>> begin Dataset excerpts

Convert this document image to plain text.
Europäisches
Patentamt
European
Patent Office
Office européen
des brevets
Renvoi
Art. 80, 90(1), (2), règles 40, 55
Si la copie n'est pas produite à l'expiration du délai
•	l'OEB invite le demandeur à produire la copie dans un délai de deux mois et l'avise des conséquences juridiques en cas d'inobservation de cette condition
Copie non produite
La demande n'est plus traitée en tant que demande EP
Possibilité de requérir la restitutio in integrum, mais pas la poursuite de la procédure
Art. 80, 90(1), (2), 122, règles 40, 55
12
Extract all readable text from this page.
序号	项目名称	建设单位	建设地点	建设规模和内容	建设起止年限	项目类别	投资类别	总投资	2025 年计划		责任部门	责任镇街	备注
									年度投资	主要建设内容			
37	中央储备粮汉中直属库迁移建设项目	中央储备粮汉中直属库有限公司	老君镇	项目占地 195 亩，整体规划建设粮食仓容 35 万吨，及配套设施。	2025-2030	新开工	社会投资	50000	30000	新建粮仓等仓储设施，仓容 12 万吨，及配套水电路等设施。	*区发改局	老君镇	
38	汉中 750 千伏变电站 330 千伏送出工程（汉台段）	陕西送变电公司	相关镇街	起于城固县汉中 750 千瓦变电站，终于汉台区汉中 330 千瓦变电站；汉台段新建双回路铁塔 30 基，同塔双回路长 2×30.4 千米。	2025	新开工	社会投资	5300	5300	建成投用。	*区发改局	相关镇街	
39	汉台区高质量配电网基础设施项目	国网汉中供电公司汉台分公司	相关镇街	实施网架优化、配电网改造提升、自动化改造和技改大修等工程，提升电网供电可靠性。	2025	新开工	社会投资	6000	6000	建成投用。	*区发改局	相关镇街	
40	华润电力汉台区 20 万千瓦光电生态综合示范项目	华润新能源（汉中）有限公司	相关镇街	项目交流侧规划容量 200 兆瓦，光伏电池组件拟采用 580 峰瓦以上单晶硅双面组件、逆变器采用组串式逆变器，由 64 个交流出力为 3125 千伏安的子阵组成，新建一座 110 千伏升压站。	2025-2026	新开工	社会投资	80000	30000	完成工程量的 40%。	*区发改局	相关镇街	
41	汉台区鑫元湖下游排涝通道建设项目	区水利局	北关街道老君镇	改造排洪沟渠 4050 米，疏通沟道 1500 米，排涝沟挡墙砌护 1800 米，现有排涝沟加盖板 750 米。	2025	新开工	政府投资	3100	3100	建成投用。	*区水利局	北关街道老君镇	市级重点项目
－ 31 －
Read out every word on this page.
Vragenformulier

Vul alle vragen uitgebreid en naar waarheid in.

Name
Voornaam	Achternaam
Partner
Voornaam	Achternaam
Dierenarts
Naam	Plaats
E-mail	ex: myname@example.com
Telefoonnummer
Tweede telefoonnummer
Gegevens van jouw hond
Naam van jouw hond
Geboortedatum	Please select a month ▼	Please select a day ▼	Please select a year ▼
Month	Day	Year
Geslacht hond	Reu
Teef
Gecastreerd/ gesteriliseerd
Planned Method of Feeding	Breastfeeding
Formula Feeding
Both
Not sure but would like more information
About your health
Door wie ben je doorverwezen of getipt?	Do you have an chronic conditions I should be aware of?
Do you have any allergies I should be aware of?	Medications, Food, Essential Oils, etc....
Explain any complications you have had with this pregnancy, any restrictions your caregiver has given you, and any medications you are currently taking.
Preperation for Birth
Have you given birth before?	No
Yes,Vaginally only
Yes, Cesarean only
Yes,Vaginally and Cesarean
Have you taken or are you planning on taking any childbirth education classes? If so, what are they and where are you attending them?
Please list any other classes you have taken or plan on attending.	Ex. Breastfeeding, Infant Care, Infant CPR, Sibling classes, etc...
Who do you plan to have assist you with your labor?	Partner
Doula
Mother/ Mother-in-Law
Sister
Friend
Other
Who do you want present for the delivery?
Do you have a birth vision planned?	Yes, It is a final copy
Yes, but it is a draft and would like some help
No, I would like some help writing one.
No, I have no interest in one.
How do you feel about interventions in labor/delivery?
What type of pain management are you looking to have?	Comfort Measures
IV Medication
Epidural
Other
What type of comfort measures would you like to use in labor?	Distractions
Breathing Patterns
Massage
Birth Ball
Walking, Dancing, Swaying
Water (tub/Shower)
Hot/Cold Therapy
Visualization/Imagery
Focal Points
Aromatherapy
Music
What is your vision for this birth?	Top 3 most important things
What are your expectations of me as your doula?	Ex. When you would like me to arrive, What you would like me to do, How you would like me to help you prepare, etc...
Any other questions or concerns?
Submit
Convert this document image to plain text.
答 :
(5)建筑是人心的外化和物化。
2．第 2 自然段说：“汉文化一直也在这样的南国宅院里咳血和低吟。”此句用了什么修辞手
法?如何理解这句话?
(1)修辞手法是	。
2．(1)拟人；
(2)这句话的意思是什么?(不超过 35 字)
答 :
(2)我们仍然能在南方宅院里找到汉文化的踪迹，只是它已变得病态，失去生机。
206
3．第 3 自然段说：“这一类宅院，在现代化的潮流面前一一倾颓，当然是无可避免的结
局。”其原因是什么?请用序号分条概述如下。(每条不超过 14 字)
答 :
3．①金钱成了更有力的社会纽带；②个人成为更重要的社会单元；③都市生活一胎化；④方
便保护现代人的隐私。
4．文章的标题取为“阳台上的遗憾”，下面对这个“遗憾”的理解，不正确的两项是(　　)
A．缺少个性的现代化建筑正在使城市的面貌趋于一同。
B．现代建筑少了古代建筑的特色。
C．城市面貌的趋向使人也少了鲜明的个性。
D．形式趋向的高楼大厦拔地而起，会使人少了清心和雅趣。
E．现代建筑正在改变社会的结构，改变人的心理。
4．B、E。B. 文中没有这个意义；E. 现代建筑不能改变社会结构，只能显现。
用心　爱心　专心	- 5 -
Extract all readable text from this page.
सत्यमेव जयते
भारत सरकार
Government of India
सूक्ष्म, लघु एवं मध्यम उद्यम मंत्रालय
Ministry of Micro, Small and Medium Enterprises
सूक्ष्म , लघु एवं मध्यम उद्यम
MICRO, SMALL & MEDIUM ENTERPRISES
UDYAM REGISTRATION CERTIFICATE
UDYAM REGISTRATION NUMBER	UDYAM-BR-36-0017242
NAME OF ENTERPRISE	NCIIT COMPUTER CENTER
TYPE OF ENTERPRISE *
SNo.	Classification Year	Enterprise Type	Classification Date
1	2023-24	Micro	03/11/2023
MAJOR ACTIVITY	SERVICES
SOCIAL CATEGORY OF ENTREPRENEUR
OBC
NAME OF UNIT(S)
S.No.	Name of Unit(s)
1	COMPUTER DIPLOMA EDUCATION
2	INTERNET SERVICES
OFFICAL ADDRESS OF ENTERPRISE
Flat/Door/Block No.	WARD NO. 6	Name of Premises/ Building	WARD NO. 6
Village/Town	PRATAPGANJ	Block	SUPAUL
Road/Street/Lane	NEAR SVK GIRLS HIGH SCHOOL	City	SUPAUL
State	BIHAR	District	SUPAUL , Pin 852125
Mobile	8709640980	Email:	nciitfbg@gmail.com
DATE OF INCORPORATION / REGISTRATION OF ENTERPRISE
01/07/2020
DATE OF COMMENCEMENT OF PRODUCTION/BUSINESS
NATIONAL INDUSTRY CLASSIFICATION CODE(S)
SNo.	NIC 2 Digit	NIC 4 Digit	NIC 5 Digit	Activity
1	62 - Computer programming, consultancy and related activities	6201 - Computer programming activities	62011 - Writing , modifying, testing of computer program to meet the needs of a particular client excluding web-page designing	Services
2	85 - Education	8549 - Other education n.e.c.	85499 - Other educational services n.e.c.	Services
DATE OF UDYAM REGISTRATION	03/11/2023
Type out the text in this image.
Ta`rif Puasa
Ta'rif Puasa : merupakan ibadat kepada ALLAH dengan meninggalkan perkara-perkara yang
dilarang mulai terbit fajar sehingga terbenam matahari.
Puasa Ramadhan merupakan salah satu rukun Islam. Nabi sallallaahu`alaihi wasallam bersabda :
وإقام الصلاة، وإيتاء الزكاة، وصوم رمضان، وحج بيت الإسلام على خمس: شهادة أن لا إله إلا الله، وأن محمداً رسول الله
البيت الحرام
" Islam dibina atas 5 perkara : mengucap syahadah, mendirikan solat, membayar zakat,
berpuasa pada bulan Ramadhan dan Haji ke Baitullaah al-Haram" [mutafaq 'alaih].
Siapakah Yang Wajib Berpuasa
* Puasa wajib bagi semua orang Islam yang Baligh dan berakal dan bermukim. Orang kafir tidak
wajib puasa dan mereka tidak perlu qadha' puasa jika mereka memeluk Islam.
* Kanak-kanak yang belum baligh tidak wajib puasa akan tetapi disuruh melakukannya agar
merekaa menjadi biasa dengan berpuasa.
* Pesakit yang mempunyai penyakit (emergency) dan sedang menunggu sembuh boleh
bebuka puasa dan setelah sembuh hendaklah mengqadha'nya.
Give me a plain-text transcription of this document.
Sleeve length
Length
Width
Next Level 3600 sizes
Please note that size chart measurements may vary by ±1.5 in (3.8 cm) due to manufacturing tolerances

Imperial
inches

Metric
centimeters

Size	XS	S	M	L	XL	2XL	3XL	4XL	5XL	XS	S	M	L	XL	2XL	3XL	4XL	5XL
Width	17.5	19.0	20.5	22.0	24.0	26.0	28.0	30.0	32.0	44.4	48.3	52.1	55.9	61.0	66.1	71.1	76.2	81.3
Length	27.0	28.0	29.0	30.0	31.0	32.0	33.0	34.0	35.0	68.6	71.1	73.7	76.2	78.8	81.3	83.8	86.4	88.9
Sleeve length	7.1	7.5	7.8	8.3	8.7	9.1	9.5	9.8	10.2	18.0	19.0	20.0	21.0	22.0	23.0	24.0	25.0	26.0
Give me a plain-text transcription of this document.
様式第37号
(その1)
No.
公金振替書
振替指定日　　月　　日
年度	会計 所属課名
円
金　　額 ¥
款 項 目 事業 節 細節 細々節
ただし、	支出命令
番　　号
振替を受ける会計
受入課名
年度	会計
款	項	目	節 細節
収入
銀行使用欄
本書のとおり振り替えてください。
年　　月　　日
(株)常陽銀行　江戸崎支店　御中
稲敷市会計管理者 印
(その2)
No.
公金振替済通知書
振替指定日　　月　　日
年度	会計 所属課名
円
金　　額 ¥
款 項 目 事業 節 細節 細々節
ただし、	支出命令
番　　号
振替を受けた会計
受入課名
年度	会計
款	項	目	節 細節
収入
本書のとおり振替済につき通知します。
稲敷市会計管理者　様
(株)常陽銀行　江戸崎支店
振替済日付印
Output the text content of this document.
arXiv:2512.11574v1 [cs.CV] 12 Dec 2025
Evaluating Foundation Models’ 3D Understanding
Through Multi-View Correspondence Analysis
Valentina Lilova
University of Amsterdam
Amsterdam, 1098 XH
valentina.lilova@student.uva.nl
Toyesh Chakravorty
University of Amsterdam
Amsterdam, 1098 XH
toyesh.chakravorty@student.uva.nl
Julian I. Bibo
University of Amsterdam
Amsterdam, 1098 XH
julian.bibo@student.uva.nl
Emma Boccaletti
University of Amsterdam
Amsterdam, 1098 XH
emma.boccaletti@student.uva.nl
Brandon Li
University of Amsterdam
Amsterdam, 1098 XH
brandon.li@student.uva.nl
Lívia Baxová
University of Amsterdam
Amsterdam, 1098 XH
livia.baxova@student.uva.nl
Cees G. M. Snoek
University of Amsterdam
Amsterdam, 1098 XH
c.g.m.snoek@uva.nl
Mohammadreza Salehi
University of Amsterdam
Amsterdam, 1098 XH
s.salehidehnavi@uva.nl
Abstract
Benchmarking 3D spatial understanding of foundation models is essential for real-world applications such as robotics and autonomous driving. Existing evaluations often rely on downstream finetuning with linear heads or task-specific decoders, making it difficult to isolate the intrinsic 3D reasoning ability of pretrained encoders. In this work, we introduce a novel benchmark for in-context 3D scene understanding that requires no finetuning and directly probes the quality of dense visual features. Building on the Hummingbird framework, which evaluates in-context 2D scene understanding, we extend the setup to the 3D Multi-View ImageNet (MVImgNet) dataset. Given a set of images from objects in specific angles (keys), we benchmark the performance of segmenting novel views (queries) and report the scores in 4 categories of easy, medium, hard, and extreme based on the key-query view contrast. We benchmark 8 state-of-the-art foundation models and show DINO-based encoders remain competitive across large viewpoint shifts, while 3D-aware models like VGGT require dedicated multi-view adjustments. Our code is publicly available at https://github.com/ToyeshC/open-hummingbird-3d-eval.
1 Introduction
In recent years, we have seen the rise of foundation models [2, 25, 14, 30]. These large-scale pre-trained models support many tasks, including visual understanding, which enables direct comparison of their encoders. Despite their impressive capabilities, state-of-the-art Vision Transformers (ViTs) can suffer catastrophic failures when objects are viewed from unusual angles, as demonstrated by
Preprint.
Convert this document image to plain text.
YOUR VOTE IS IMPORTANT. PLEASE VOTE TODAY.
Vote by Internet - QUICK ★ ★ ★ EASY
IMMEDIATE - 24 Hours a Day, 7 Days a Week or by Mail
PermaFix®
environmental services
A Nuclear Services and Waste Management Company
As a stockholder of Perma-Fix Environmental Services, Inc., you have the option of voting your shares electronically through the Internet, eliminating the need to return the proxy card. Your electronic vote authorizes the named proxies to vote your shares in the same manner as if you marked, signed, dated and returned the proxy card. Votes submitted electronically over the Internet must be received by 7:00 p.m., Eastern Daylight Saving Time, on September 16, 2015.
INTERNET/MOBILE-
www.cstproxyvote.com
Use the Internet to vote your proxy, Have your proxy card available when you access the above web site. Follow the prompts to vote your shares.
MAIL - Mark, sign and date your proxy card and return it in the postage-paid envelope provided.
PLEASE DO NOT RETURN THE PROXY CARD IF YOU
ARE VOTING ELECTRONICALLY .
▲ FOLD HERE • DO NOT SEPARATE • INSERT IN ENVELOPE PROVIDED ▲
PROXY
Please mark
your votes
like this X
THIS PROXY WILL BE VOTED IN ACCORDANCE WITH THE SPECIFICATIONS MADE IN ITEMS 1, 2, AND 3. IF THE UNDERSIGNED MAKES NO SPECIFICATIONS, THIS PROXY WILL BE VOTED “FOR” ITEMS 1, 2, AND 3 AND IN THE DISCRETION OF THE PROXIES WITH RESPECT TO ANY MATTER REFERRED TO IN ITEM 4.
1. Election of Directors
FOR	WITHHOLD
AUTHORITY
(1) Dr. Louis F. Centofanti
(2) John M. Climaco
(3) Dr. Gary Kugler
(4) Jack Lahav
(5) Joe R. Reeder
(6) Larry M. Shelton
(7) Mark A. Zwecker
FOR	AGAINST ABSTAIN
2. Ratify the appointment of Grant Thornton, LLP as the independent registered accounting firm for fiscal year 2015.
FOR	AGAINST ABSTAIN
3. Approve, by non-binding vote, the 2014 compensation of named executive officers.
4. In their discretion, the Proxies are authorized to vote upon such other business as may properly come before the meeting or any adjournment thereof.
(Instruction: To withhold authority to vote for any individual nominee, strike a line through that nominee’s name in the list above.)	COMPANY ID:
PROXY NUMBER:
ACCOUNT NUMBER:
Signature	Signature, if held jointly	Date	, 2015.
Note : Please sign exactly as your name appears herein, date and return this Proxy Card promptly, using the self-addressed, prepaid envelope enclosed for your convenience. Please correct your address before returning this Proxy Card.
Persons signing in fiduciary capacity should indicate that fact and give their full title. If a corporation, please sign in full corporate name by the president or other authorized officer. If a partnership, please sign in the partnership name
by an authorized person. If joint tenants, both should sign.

>> end Dataset excerpts

> _Given instruction_:
Pick out lines containing the word "delivery", each one as written.

> _Result for this task_:
Who do you want present for the delivery?
How do you feel about interventions in labor/delivery?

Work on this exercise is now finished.